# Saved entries

------------------------

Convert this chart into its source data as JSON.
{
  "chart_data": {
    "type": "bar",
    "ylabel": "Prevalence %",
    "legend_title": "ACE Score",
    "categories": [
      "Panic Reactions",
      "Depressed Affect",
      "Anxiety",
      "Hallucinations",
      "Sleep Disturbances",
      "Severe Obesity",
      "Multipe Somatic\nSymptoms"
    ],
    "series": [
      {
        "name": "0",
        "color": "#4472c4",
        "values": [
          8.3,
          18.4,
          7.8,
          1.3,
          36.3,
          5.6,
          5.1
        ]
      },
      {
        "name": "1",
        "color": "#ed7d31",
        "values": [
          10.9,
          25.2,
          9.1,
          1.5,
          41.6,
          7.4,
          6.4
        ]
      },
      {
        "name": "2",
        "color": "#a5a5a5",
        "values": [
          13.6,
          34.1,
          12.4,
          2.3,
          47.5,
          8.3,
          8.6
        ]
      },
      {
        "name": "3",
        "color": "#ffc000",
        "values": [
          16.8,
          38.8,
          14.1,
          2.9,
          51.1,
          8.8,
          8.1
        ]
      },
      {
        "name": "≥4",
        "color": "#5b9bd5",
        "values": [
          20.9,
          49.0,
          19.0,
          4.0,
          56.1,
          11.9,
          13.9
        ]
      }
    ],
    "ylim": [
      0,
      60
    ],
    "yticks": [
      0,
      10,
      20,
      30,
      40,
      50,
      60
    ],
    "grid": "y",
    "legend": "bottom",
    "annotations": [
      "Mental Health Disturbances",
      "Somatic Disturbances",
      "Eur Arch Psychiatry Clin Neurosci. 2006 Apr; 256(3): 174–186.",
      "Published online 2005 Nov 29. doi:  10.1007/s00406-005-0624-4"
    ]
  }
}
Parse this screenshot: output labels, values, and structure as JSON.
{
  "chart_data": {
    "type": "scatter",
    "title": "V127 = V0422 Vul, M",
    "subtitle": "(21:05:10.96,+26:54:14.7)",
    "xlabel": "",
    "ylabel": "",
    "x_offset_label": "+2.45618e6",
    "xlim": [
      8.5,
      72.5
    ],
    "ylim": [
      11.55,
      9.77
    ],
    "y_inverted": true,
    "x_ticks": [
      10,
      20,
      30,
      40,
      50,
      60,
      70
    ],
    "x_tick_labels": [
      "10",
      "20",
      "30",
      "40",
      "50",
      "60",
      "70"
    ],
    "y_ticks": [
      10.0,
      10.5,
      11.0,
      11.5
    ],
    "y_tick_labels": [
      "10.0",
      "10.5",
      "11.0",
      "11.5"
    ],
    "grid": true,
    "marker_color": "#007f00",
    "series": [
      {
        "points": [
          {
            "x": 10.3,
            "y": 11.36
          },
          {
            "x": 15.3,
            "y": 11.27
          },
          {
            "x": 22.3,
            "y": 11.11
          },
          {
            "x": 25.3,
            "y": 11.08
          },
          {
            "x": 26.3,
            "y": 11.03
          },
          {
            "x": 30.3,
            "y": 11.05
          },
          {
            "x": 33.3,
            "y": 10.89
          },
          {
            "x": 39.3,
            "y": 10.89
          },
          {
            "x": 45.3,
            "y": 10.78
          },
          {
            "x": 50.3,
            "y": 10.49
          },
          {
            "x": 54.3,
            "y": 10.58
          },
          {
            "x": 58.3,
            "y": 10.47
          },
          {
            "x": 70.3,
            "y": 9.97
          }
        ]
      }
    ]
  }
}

------------------------

# EXERCISE TASK
Extract all of the data shown above without alteration.

# EXPECTED OUTPUT
Convert this chart into its source data as JSON.
{
  "chart_data": {
    "type": "bar",
    "ylabel": "Prevalence %",
    "legend_title": "ACE Score",
    "categories": [
      "Panic Reactions",
      "Depressed Affect",
      "Anxiety",
      "Hallucinations",
      "Sleep Disturbances",
      "Severe Obesity",
      "Multipe Somatic\nSymptoms"
    ],
    "series": [
      {
        "name": "0",
        "color": "#4472c4",
        "values": [
          8.3,
          18.4,
          7.8,
          1.3,
          36.3,
          5.6,
          5.1
        ]
      },
      {
        "name": "1",
        "color": "#ed7d31",
        "values": [
          10.9,
          25.2,
          9.1,
          1.5,
          41.6,
          7.4,
          6.4
        ]
      },
      {
        "name": "2",
        "color": "#a5a5a5",
        "values": [
          13.6,
          34.1,
          12.4,
          2.3,
          47.5,
          8.3,
          8.6
        ]
      },
      {
        "name": "3",
        "color": "#ffc000",
        "values": [
          16.8,
          38.8,
          14.1,
          2.9,
          51.1,
          8.8,
          8.1
        ]
      },
      {
        "name": "≥4",
        "color": "#5b9bd5",
        "values": [
          20.9,
          49.0,
          19.0,
          4.0,
          56.1,
          11.9,
          13.9
        ]
      }
    ],
    "ylim": [
      0,
      60
    ],
    "yticks": [
      0,
      10,
      20,
      30,
      40,
      50,
      60
    ],
    "grid": "y",
    "legend": "bottom",
    "annotations": [
      "Mental Health Disturbances",
      "Somatic Disturbances",
      "Eur Arch Psychiatry Clin Neurosci. 2006 Apr; 256(3): 174–186.",
      "Published online 2005 Nov 29. doi:  10.1007/s00406-005-0624-4"
    ]
  }
}
Parse this screenshot: output labels, values, and structure as JSON.
{
  "chart_data": {
    "type": "scatter",
    "title": "V127 = V0422 Vul, M",
    "subtitle": "(21:05:10.96,+26:54:14.7)",
    "xlabel": "",
    "ylabel": "",
    "x_offset_label": "+2.45618e6",
    "xlim": [
      8.5,
      72.5
    ],
    "ylim": [
      11.55,
      9.77
    ],
    "y_inverted": true,
    "x_ticks": [
      10,
      20,
      30,
      40,
      50,
      60,
      70
    ],
    "x_tick_labels": [
      "10",
      "20",
      "30",
      "40",
      "50",
      "60",
      "70"
    ],
    "y_ticks": [
      10.0,
      10.5,
      11.0,
      11.5
    ],
    "y_tick_labels": [
      "10.0",
      "10.5",
      "11.0",
      "11.5"
    ],
    "grid": true,
    "marker_color": "#007f00",
    "series": [
      {
        "points": [
          {
            "x": 10.3,
            "y": 11.36
          },
          {
            "x": 15.3,
            "y": 11.27
          },
          {
            "x": 22.3,
            "y": 11.11
          },
          {
            "x": 25.3,
            "y": 11.08
          },
          {
            "x": 26.3,
            "y": 11.03
          },
          {
            "x": 30.3,
            "y": 11.05
          },
          {
            "x": 33.3,
            "y": 10.89
          },
          {
            "x": 39.3,
            "y": 10.89
          },
          {
            "x": 45.3,
            "y": 10.78
          },
          {
            "x": 50.3,
            "y": 10.49
          },
          {
            "x": 54.3,
            "y": 10.58
          },
          {
            "x": 58.3,
            "y": 10.47
          },
          {
            "x": 70.3,
            "y": 9.97
          }
        ]
      }
    ]
  }
}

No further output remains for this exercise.